## Task to complete
How many of the lines that follow contain the word "ESTA"? Give only the number.

## Recorded data
┄┄┄┄┄┄┄┄┄┄┄┄┄┄┄┄┄┄┄┄

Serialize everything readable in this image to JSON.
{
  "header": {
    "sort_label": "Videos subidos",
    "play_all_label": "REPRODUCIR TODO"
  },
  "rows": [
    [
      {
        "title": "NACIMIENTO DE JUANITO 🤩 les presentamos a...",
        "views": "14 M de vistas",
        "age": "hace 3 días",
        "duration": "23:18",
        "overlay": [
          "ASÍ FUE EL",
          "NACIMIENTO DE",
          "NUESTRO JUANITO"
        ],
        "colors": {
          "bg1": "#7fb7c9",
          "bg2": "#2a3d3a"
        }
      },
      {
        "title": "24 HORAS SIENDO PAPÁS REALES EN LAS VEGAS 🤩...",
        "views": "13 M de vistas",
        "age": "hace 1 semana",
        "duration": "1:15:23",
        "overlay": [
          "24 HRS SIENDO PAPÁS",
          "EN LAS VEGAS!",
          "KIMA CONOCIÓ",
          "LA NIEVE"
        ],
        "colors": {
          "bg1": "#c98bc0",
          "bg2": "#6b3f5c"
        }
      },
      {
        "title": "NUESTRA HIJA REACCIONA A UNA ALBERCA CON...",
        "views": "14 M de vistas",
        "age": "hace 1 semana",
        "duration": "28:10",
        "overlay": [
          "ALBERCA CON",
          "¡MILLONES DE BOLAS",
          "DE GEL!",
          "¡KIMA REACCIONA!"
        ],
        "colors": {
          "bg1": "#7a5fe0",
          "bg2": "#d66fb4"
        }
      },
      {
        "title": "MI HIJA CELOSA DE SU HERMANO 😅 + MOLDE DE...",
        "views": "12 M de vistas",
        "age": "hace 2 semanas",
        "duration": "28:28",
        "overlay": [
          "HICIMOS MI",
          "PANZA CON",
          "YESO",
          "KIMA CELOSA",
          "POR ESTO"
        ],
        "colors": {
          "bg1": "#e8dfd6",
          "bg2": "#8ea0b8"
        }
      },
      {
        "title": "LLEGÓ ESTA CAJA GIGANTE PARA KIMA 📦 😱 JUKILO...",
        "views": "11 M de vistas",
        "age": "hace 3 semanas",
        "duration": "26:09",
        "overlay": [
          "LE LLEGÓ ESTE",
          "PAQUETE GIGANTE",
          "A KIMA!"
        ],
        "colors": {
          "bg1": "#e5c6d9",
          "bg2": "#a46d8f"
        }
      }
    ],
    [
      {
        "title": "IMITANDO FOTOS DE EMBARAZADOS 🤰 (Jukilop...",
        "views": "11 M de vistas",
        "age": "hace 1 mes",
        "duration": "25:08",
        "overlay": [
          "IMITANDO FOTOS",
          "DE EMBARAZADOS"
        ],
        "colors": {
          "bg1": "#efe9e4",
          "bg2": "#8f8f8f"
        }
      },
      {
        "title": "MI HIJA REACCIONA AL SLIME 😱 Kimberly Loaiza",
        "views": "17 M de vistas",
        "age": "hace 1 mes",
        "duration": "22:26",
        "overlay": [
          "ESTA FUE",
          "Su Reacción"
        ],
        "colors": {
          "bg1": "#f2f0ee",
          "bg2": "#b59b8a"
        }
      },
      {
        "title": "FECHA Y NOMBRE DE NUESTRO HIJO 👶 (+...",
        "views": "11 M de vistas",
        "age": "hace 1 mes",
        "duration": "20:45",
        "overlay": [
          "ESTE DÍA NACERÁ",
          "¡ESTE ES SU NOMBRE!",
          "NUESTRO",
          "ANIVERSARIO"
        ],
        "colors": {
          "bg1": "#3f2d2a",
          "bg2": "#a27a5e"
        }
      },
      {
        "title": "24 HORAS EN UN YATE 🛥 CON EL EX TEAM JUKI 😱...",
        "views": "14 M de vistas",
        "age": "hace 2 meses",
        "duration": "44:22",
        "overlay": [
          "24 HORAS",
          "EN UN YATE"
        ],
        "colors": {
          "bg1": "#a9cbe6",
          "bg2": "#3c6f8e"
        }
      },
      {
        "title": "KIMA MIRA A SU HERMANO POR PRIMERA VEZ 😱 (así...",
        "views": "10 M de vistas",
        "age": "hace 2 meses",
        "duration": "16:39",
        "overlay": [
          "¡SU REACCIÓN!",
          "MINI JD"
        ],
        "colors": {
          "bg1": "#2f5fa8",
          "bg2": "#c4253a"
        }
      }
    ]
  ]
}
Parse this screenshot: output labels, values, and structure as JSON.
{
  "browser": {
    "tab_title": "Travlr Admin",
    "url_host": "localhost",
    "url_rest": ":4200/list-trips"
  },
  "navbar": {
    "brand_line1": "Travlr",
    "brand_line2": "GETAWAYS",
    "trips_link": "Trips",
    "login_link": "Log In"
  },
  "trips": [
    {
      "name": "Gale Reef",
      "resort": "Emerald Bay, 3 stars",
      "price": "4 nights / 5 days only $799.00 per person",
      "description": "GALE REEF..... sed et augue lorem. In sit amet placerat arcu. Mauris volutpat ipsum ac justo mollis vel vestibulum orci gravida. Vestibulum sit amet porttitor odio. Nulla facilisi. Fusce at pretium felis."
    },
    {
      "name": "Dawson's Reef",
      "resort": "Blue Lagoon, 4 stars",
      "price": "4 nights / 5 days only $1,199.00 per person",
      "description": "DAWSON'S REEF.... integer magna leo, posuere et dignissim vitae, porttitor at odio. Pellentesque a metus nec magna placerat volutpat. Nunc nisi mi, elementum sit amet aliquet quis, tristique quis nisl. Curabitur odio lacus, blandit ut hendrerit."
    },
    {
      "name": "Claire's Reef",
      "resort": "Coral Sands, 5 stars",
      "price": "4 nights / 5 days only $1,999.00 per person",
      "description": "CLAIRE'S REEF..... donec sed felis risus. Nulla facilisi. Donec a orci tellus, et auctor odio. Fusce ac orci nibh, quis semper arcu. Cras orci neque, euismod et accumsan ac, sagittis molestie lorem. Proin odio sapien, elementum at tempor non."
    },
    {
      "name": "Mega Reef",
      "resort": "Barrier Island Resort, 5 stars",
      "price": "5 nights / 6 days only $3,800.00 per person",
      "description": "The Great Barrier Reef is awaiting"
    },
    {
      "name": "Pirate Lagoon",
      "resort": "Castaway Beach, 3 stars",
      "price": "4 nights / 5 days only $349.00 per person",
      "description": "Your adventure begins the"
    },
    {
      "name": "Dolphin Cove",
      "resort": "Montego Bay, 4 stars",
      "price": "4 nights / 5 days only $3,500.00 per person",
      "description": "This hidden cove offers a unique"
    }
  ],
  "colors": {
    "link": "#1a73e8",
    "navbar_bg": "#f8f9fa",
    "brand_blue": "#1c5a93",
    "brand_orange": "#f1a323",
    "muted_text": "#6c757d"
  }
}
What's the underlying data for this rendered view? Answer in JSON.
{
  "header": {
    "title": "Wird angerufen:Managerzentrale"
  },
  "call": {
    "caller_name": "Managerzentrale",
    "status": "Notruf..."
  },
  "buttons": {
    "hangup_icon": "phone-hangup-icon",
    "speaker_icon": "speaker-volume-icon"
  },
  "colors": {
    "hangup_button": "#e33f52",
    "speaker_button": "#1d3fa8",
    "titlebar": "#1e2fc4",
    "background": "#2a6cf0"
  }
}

┄┄┄┄┄┄┄┄┄┄┄┄┄┄┄┄┄┄┄┄

## Expected answer
2